▶ _REQUIREMENT_
Gather all lines containing the string "Index" and copy them out.

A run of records
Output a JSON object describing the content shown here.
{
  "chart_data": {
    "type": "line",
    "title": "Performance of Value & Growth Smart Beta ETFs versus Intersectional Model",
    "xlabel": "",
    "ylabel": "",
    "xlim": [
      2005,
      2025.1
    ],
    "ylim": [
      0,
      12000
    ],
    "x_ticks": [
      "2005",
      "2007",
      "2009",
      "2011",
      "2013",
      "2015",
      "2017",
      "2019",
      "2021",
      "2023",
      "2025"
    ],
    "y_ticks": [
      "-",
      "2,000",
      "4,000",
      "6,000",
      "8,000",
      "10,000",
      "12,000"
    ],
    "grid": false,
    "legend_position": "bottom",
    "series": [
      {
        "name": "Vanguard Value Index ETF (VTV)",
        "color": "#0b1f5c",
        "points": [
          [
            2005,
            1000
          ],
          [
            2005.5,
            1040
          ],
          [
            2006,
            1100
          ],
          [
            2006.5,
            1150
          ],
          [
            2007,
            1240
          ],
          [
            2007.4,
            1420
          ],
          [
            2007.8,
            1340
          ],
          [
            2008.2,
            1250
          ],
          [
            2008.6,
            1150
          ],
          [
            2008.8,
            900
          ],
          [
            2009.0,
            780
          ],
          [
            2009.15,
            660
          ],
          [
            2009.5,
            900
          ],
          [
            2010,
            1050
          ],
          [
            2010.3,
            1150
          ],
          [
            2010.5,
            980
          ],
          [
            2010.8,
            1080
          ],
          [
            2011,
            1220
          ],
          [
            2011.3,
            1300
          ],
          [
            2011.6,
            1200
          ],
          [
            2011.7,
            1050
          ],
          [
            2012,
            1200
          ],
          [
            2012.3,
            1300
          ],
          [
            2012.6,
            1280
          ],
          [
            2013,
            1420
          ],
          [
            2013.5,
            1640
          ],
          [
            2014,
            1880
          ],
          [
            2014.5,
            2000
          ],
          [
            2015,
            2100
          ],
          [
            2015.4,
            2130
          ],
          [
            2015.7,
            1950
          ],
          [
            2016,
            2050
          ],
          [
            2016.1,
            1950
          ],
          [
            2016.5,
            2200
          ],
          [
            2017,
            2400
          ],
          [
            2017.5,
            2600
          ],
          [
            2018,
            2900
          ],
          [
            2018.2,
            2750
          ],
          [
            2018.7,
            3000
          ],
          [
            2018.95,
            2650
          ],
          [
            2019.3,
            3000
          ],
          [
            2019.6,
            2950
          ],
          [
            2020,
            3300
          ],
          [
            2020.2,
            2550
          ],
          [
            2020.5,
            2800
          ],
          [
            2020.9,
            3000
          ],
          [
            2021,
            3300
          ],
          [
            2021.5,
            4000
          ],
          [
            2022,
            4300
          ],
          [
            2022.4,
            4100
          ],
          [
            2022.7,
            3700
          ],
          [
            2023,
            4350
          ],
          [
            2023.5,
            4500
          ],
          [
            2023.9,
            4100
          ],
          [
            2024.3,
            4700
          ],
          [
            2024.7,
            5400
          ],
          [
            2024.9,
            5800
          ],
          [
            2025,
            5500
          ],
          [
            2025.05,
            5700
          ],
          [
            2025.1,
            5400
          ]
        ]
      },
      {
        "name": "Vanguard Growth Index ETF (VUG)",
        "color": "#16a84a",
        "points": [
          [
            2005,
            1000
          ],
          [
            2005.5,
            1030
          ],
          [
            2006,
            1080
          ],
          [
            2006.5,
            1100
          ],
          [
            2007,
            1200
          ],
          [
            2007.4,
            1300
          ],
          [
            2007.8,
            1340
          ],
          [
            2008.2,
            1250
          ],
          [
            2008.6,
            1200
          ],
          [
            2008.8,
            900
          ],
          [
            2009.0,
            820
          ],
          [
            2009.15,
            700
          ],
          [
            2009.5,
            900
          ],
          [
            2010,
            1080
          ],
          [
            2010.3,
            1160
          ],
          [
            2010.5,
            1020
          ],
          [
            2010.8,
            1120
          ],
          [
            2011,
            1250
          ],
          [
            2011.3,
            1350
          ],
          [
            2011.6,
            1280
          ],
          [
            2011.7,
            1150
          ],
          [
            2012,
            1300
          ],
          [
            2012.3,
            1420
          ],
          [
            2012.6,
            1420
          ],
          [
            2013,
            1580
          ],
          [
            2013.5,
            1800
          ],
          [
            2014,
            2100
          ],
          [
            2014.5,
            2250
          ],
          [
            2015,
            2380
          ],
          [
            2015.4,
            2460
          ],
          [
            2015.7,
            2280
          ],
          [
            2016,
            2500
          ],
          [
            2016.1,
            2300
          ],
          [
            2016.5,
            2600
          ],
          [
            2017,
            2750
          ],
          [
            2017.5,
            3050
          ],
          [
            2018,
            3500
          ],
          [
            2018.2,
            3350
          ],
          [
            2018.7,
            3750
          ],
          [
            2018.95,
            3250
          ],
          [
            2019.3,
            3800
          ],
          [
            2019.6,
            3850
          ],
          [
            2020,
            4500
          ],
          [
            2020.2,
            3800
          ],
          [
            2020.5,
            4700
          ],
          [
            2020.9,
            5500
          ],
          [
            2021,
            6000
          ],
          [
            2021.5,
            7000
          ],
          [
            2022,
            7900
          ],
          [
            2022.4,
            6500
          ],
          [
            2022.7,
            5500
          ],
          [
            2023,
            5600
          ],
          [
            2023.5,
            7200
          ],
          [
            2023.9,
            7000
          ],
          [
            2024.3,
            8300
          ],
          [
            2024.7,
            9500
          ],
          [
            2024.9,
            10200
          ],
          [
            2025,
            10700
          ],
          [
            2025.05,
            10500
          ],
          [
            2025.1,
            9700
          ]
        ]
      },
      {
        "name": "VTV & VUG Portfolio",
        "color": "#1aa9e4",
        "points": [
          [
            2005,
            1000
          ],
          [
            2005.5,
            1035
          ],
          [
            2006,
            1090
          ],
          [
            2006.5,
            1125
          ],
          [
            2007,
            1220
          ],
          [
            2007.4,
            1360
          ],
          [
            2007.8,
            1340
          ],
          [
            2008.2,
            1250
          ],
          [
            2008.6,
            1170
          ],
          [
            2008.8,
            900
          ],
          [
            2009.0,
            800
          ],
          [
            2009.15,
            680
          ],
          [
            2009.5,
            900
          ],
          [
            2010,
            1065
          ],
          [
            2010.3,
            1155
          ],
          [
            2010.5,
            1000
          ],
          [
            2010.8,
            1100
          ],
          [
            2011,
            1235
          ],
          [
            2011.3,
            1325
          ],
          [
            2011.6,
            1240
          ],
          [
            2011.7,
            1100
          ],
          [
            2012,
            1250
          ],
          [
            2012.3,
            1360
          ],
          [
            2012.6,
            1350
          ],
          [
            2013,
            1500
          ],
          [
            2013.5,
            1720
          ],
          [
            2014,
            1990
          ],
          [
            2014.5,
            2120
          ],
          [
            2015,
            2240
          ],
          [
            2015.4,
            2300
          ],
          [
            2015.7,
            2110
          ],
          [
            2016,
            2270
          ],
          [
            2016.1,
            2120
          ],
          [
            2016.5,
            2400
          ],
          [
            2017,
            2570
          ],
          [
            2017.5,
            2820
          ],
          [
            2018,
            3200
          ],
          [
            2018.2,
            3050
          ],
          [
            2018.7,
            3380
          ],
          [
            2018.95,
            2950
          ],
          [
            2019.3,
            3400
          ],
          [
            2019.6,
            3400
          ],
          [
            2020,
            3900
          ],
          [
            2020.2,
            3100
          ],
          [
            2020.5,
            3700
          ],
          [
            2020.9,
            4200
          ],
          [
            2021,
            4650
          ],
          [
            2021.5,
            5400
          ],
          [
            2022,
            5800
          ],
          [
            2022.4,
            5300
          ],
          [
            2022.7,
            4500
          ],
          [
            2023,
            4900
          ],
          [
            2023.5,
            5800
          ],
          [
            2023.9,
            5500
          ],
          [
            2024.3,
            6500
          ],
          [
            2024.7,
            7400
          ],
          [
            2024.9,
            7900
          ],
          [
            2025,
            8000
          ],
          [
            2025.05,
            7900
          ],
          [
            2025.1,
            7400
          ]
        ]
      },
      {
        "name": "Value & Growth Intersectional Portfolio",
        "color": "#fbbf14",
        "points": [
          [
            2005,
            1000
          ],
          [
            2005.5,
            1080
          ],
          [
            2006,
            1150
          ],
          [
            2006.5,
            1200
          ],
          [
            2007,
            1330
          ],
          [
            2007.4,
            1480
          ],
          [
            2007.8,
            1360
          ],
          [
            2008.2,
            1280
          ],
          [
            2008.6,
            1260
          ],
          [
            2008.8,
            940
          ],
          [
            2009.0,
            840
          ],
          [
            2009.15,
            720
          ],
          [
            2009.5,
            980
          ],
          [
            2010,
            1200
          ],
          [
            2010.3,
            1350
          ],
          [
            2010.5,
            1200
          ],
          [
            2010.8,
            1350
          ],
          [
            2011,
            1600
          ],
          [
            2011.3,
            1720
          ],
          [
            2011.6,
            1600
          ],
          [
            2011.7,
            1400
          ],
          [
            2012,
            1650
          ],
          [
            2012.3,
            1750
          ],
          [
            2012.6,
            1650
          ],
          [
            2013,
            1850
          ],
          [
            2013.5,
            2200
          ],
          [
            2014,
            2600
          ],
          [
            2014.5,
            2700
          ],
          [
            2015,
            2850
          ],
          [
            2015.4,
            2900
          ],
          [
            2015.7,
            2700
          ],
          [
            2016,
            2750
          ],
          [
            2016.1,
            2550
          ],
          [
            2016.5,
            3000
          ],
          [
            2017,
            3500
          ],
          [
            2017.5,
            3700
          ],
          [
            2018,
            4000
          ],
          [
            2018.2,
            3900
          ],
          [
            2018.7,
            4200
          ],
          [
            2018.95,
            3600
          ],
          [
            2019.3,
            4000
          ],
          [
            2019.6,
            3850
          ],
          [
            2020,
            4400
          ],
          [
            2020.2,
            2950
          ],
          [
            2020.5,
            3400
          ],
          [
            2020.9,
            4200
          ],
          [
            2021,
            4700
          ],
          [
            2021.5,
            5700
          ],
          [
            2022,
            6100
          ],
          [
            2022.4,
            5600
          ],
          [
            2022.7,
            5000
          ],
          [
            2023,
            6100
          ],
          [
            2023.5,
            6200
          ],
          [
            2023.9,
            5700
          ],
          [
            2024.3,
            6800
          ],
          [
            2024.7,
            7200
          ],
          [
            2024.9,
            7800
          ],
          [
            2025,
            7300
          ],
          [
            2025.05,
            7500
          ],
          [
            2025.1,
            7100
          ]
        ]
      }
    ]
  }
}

▶ _FINISHED EXERCISE_
        "name": "Vanguard Value Index ETF (VTV)",
        "name": "Vanguard Growth Index ETF (VUG)",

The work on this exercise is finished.